**Work instructions**
Write out every entry precisely as given, leaving the pictures out.

========================

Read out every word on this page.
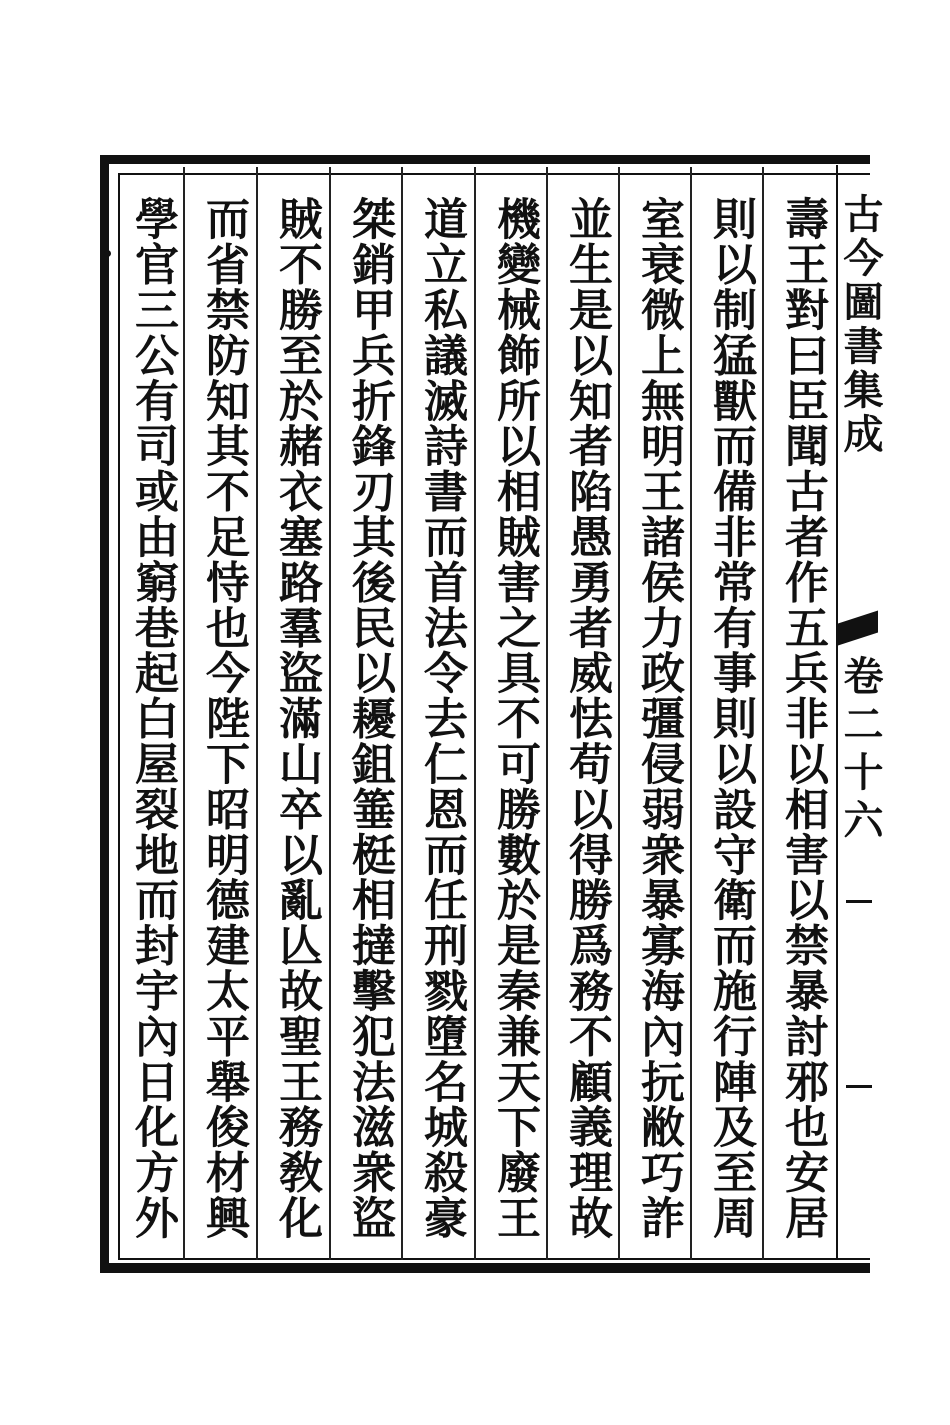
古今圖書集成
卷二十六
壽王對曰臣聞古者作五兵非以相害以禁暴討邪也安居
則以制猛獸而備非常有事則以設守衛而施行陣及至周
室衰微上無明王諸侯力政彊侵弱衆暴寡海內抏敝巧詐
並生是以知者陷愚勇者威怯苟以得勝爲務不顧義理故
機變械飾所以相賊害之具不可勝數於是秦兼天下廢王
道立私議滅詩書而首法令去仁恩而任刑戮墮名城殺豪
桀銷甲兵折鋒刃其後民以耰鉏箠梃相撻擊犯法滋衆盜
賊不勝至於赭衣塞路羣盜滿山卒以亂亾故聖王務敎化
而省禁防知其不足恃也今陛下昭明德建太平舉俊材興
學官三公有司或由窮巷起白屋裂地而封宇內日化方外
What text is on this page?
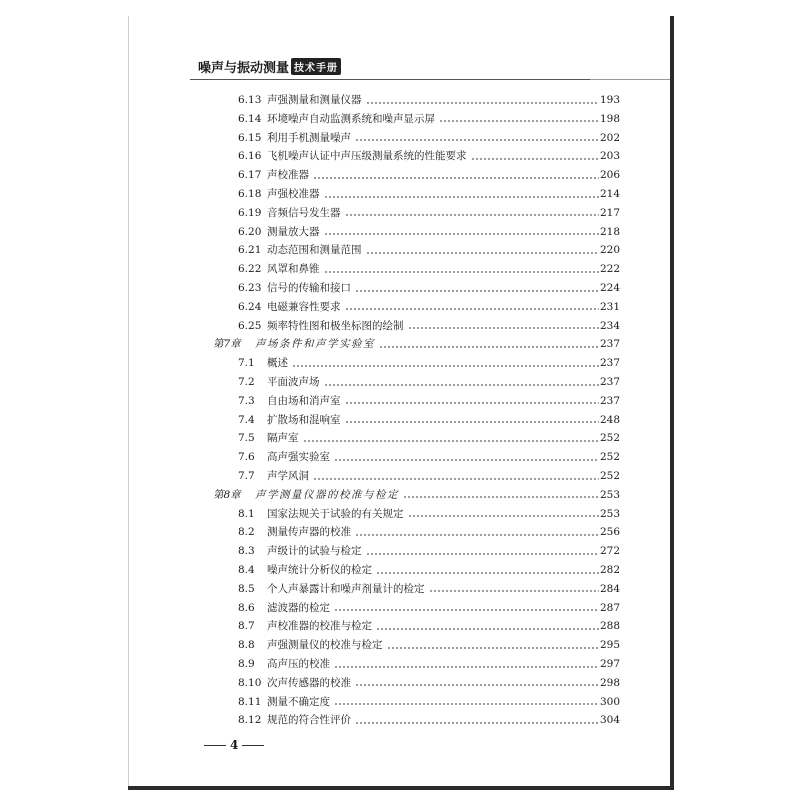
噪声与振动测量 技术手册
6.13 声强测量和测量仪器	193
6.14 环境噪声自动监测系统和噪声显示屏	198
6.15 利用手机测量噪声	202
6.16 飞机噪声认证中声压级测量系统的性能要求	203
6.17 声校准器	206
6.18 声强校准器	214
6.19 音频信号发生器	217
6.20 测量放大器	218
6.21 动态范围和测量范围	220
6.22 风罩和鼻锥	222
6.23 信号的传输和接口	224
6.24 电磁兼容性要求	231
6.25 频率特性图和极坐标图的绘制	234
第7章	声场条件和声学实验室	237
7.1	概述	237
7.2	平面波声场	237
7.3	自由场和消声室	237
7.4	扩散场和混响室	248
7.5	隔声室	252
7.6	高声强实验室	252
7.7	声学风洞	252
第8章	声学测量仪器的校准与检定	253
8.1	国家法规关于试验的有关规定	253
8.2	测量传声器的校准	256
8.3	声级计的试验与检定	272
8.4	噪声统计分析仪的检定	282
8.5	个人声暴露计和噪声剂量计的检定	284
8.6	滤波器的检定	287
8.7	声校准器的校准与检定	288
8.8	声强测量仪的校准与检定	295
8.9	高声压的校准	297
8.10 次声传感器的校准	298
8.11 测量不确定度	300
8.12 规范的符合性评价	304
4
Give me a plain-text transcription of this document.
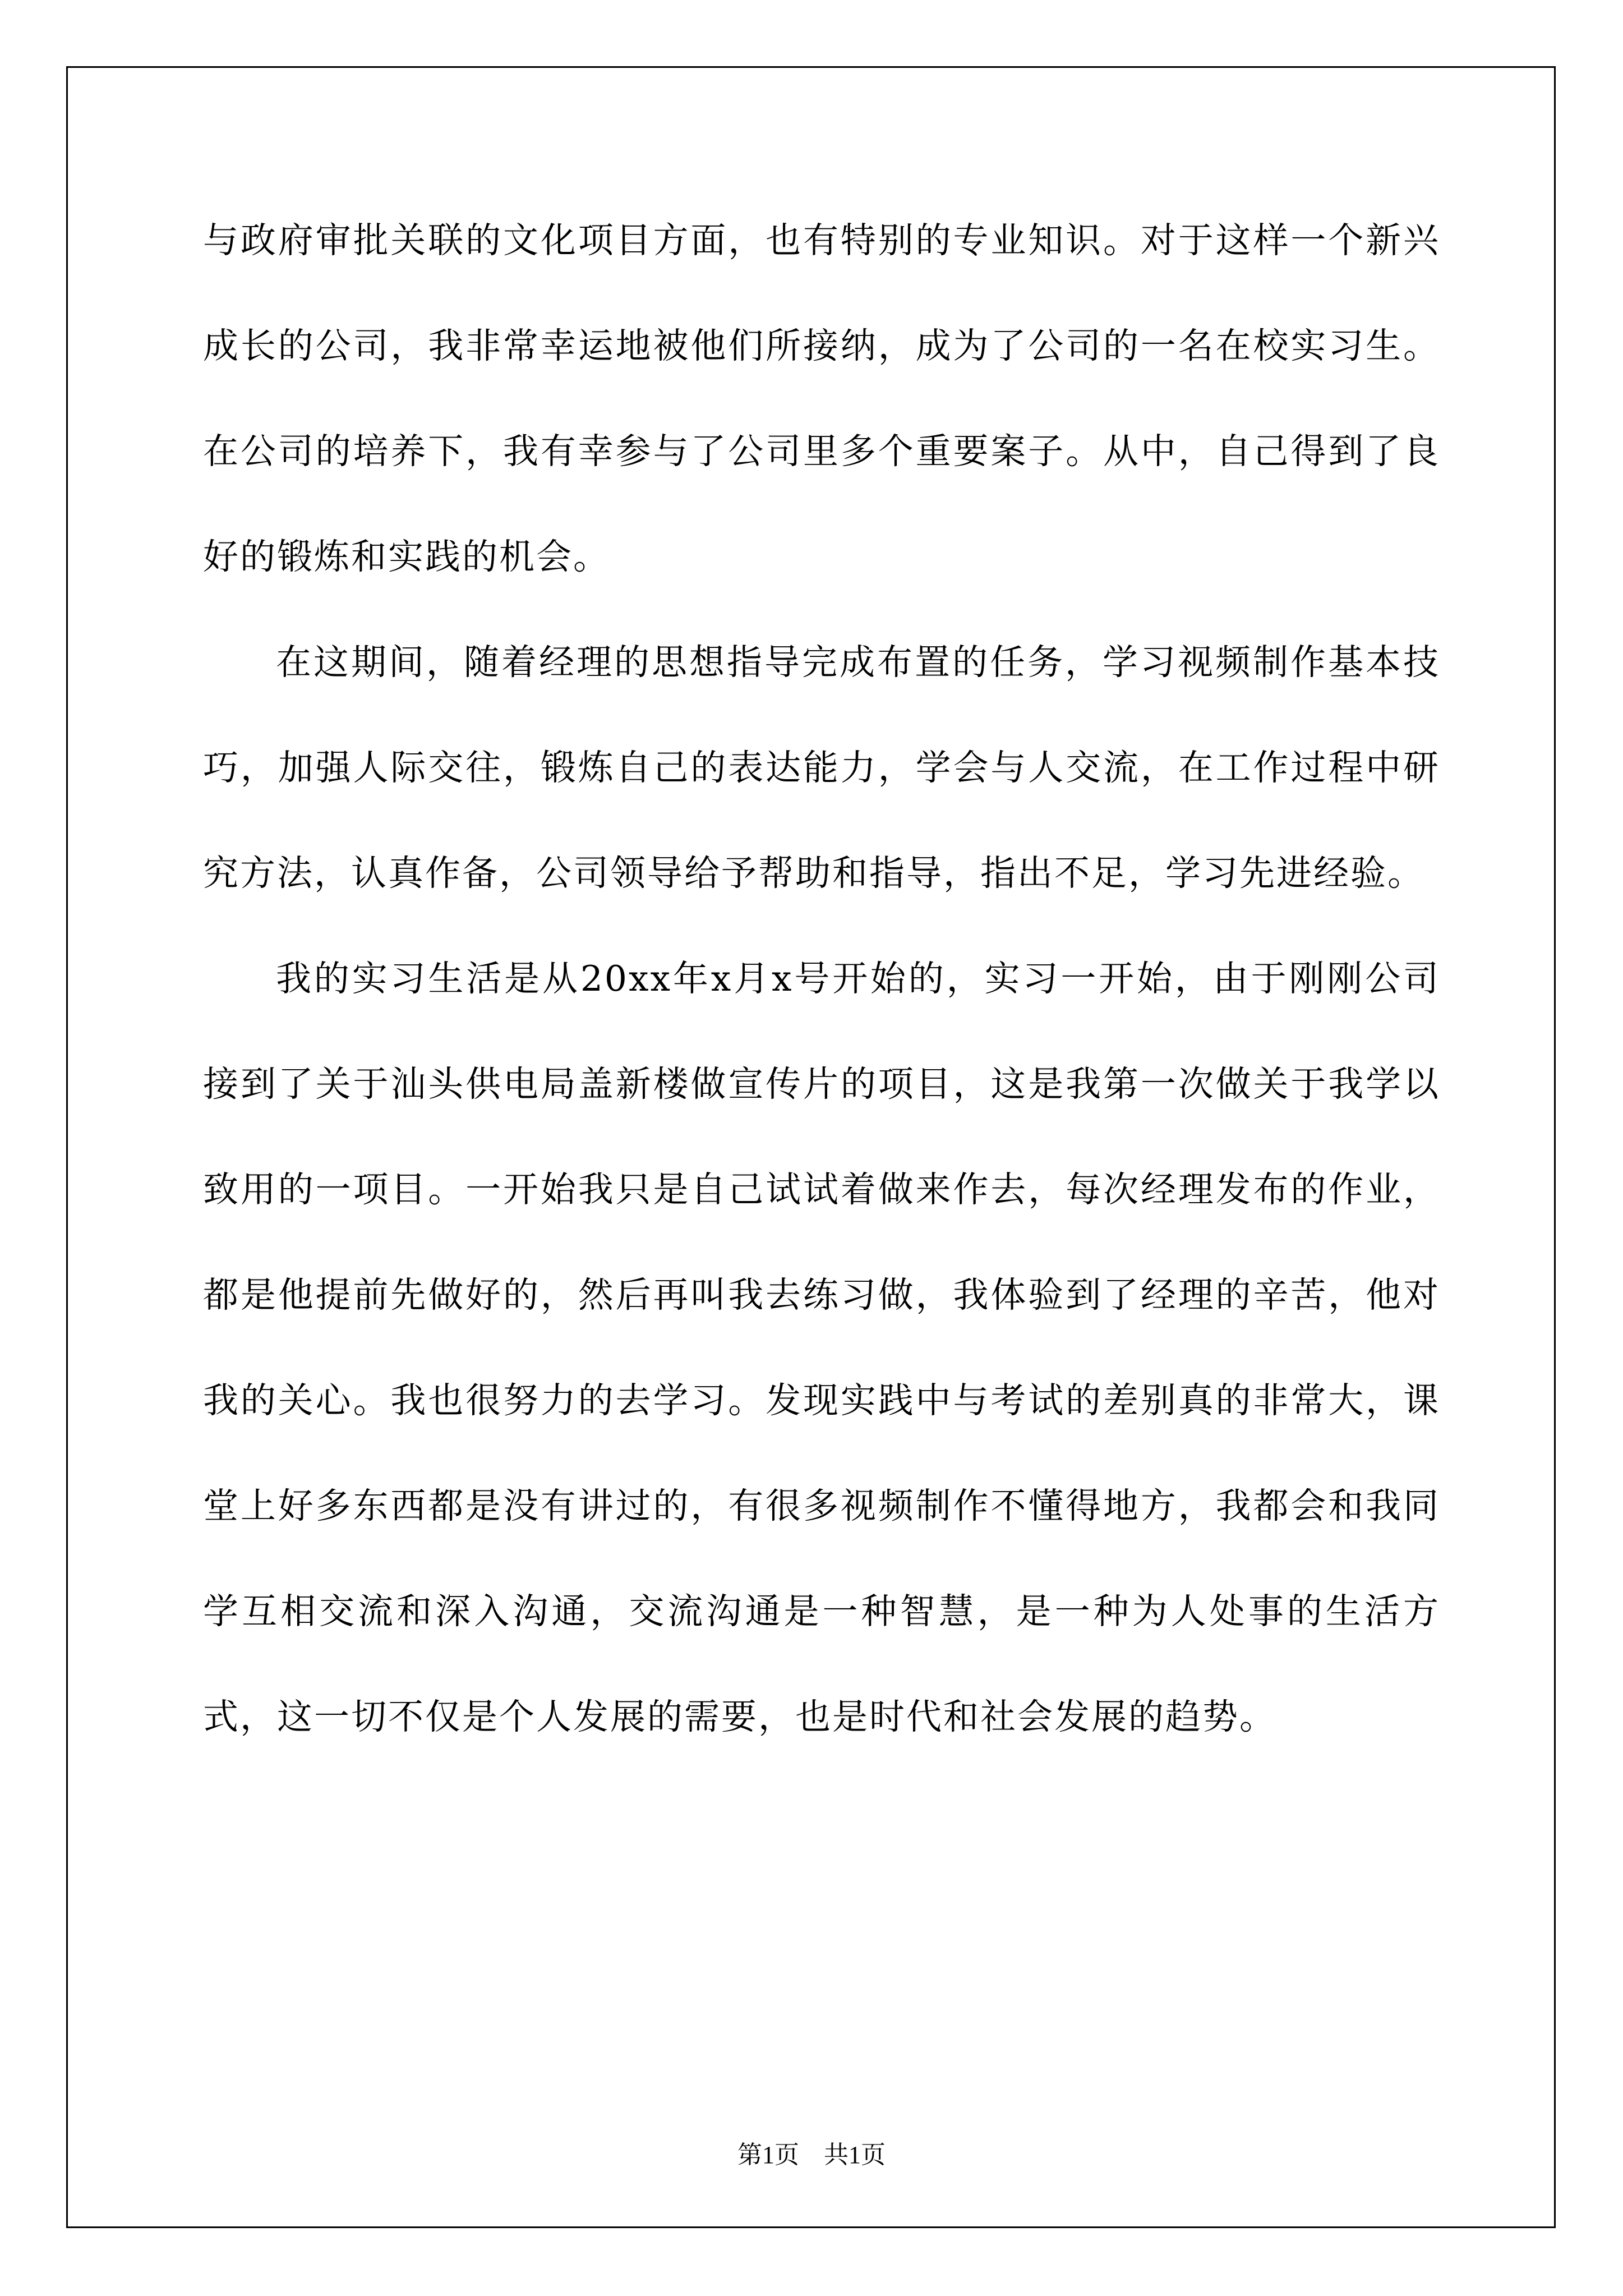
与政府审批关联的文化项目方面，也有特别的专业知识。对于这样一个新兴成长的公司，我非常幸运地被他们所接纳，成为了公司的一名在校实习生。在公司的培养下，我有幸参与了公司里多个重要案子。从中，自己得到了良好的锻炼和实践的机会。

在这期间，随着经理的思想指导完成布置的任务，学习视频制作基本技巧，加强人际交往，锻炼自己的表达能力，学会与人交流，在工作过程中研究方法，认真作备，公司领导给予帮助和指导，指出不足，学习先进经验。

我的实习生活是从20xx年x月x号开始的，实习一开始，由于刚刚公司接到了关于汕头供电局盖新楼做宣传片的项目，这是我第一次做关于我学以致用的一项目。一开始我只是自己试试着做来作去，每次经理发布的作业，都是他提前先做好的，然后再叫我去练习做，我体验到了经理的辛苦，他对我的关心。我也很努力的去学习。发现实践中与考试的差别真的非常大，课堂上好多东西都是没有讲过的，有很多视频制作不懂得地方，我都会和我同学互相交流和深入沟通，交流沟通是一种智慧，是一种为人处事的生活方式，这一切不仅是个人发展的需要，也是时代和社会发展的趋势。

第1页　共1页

========================

**Solution to the exercise**
Read out every word on this page.
古今圖書集成
卷二十六
壽王對曰臣聞古者作五兵非以相害以禁暴討邪也安居
則以制猛獸而備非常有事則以設守衛而施行陣及至周
室衰微上無明王諸侯力政彊侵弱衆暴寡海內抏敝巧詐
並生是以知者陷愚勇者威怯苟以得勝爲務不顧義理故
機變械飾所以相賊害之具不可勝數於是秦兼天下廢王
道立私議滅詩書而首法令去仁恩而任刑戮墮名城殺豪
桀銷甲兵折鋒刃其後民以耰鉏箠梃相撻擊犯法滋衆盜
賊不勝至於赭衣塞路羣盜滿山卒以亂亾故聖王務敎化
而省禁防知其不足恃也今陛下昭明德建太平舉俊材興
學官三公有司或由窮巷起白屋裂地而封宇內日化方外
What text is on this page?
噪声与振动测量 技术手册
6.13 声强测量和测量仪器	193
6.14 环境噪声自动监测系统和噪声显示屏	198
6.15 利用手机测量噪声	202
6.16 飞机噪声认证中声压级测量系统的性能要求	203
6.17 声校准器	206
6.18 声强校准器	214
6.19 音频信号发生器	217
6.20 测量放大器	218
6.21 动态范围和测量范围	220
6.22 风罩和鼻锥	222
6.23 信号的传输和接口	224
6.24 电磁兼容性要求	231
6.25 频率特性图和极坐标图的绘制	234
第7章	声场条件和声学实验室	237
7.1	概述	237
7.2	平面波声场	237
7.3	自由场和消声室	237
7.4	扩散场和混响室	248
7.5	隔声室	252
7.6	高声强实验室	252
7.7	声学风洞	252
第8章	声学测量仪器的校准与检定	253
8.1	国家法规关于试验的有关规定	253
8.2	测量传声器的校准	256
8.3	声级计的试验与检定	272
8.4	噪声统计分析仪的检定	282
8.5	个人声暴露计和噪声剂量计的检定	284
8.6	滤波器的检定	287
8.7	声校准器的校准与检定	288
8.8	声强测量仪的校准与检定	295
8.9	高声压的校准	297
8.10 次声传感器的校准	298
8.11 测量不确定度	300
8.12 规范的符合性评价	304
4
Give me a plain-text transcription of this document.
与政府审批关联的文化项目方面，也有特别的专业知识。对于这样一个新兴成长的公司，我非常幸运地被他们所接纳，成为了公司的一名在校实习生。在公司的培养下，我有幸参与了公司里多个重要案子。从中，自己得到了良好的锻炼和实践的机会。

在这期间，随着经理的思想指导完成布置的任务，学习视频制作基本技巧，加强人际交往，锻炼自己的表达能力，学会与人交流，在工作过程中研究方法，认真作备，公司领导给予帮助和指导，指出不足，学习先进经验。

我的实习生活是从20xx年x月x号开始的，实习一开始，由于刚刚公司接到了关于汕头供电局盖新楼做宣传片的项目，这是我第一次做关于我学以致用的一项目。一开始我只是自己试试着做来作去，每次经理发布的作业，都是他提前先做好的，然后再叫我去练习做，我体验到了经理的辛苦，他对我的关心。我也很努力的去学习。发现实践中与考试的差别真的非常大，课堂上好多东西都是没有讲过的，有很多视频制作不懂得地方，我都会和我同学互相交流和深入沟通，交流沟通是一种智慧，是一种为人处事的生活方式，这一切不仅是个人发展的需要，也是时代和社会发展的趋势。

第1页　共1页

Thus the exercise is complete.